(Entries taken from a collection)
::::

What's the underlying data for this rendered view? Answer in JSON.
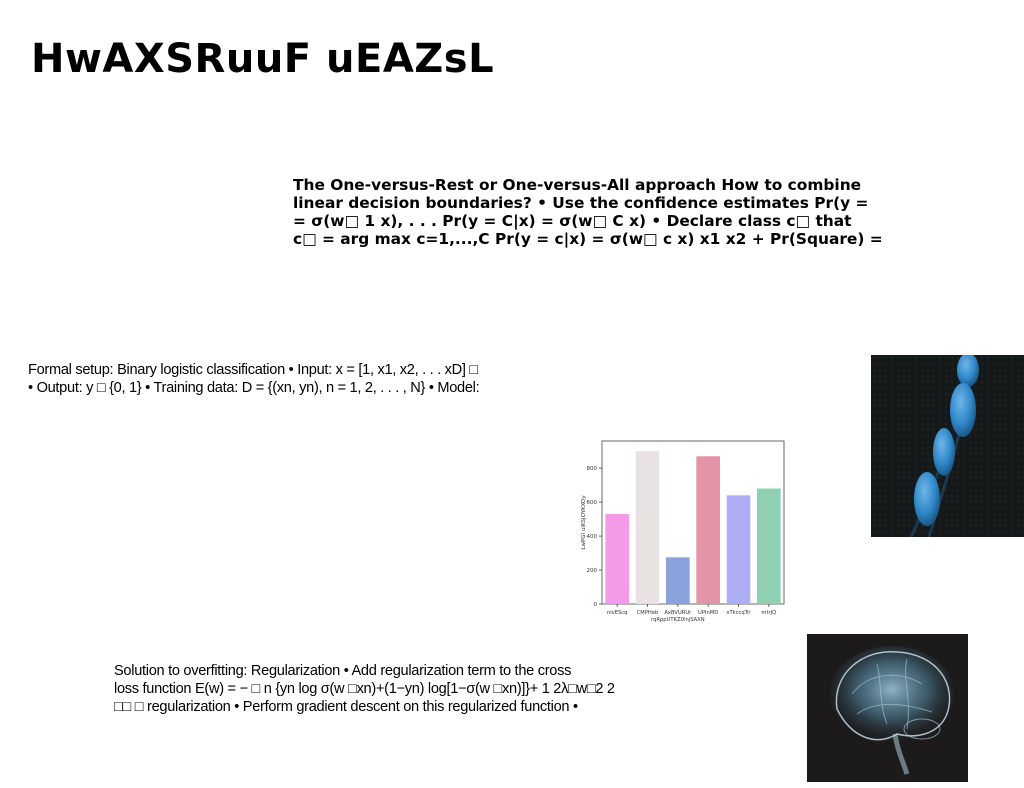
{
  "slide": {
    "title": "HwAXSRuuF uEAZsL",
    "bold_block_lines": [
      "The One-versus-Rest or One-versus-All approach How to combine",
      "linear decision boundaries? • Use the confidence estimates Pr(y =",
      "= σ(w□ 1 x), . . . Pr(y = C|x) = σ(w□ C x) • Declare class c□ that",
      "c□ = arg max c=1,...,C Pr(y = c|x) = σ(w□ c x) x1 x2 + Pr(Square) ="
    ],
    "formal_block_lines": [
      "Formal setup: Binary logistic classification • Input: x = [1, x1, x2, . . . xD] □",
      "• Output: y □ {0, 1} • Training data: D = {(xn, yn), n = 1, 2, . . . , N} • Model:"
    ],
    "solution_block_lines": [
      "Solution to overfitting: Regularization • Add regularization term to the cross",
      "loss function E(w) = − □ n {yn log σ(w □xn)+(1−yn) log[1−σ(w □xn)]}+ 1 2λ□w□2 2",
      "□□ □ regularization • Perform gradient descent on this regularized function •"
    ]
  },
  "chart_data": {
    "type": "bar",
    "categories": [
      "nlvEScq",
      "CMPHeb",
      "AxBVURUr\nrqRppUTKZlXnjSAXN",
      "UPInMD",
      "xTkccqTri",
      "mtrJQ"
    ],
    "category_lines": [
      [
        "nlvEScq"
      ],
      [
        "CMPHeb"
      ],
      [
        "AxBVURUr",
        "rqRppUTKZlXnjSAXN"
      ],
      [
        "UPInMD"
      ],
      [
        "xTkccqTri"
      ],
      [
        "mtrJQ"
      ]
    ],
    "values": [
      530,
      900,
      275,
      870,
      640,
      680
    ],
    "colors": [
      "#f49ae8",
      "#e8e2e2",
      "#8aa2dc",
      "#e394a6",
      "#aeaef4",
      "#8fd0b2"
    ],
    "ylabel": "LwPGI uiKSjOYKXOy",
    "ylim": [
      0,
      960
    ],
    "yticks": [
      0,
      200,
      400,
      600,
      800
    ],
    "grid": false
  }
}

::::

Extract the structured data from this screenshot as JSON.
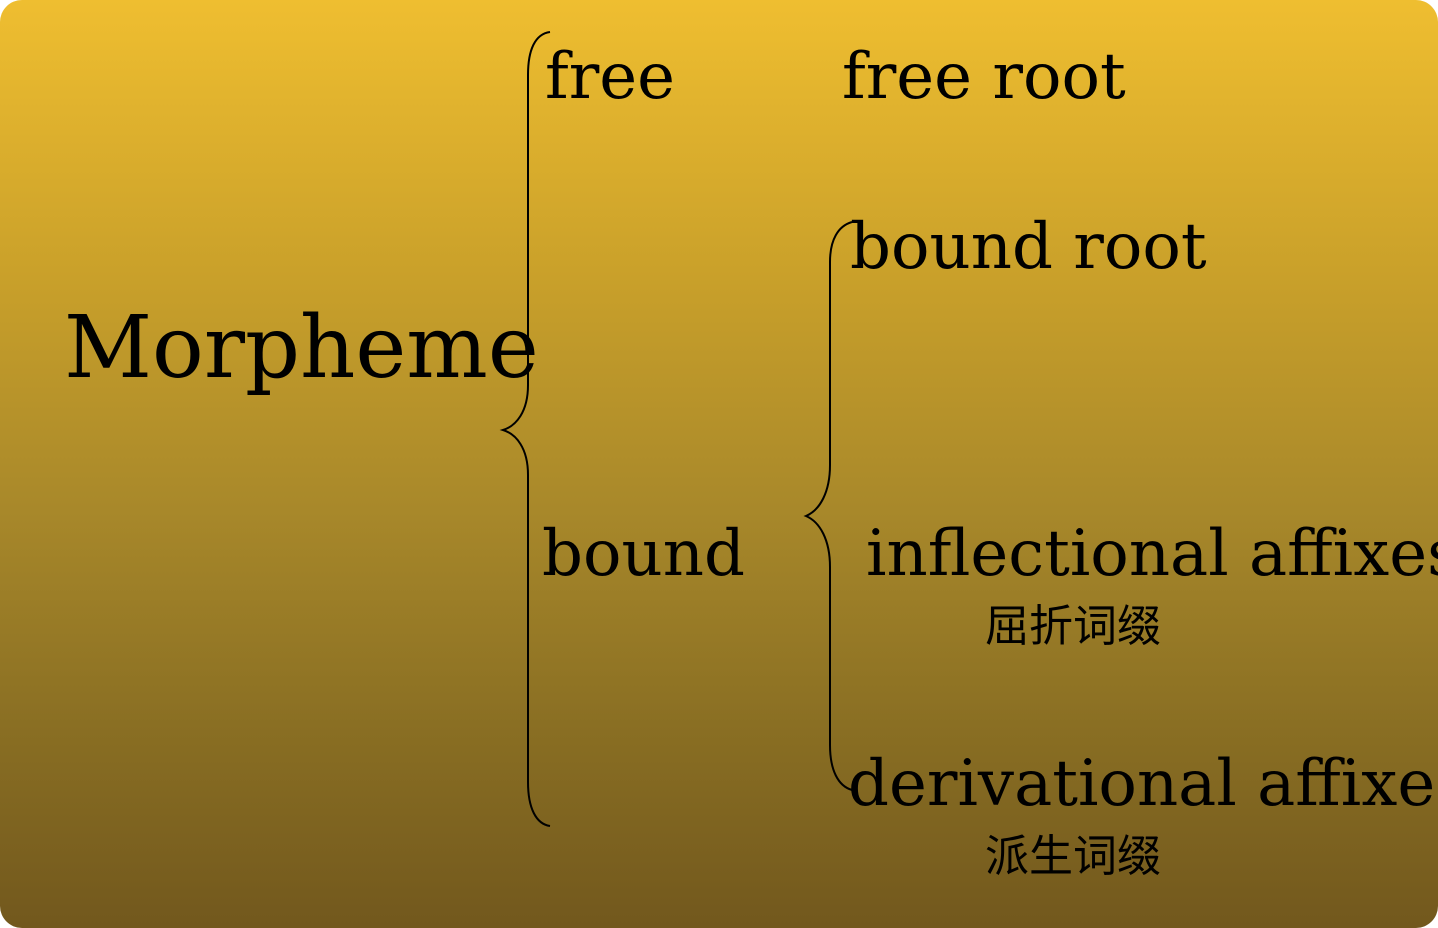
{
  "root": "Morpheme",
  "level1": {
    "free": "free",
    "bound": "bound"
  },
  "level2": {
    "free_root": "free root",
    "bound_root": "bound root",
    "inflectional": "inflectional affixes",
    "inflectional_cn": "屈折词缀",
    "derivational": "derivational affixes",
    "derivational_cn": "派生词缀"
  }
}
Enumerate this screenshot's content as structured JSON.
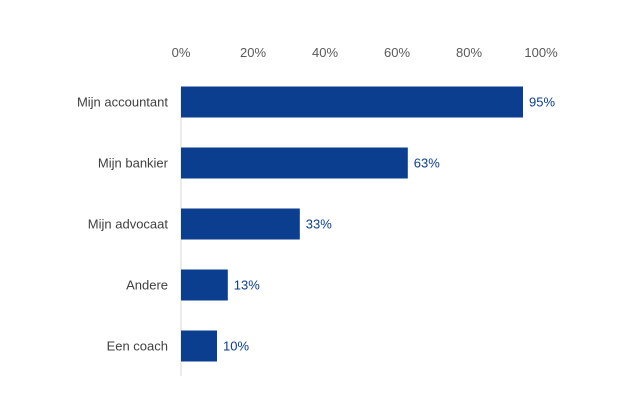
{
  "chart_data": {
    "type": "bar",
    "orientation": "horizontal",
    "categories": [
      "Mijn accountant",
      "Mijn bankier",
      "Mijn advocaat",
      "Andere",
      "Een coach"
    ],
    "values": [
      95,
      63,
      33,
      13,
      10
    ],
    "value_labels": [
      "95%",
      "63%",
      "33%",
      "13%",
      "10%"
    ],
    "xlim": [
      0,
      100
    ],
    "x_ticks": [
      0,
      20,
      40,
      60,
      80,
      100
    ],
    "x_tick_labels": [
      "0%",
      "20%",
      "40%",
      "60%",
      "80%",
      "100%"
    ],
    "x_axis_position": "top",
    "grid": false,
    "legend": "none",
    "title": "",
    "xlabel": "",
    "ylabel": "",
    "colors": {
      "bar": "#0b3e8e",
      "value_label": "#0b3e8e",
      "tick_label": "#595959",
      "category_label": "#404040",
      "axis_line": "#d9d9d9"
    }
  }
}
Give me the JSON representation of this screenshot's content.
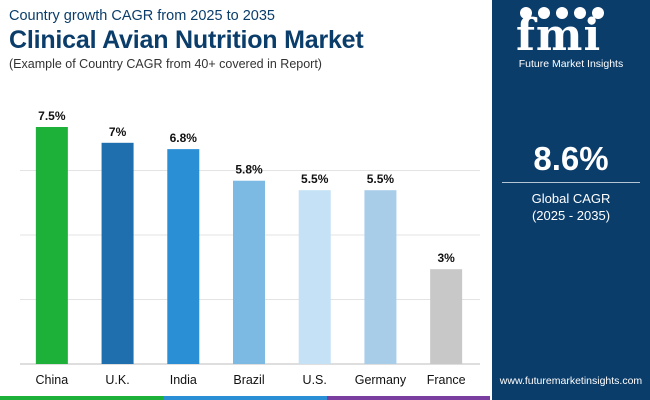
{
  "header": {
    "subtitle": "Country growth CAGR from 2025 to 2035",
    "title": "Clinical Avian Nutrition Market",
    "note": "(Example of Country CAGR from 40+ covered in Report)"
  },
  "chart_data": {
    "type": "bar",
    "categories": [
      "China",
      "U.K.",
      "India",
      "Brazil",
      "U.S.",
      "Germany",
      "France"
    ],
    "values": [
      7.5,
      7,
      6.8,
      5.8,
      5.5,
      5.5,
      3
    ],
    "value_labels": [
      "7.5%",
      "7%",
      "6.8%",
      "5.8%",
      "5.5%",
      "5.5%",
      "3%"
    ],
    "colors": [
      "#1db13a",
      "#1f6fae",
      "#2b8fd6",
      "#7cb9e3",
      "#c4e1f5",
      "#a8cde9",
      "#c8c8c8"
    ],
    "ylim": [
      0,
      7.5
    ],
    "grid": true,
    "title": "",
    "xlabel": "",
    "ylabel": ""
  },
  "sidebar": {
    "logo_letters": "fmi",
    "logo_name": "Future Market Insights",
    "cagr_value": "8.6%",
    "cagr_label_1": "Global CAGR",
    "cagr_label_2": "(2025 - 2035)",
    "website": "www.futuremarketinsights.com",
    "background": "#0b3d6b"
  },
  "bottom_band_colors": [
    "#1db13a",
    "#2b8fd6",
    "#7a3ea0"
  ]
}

::::

What is needed: Looking at the material above, count the lines that hold "function" and give the total alone.

Exercise answer: 2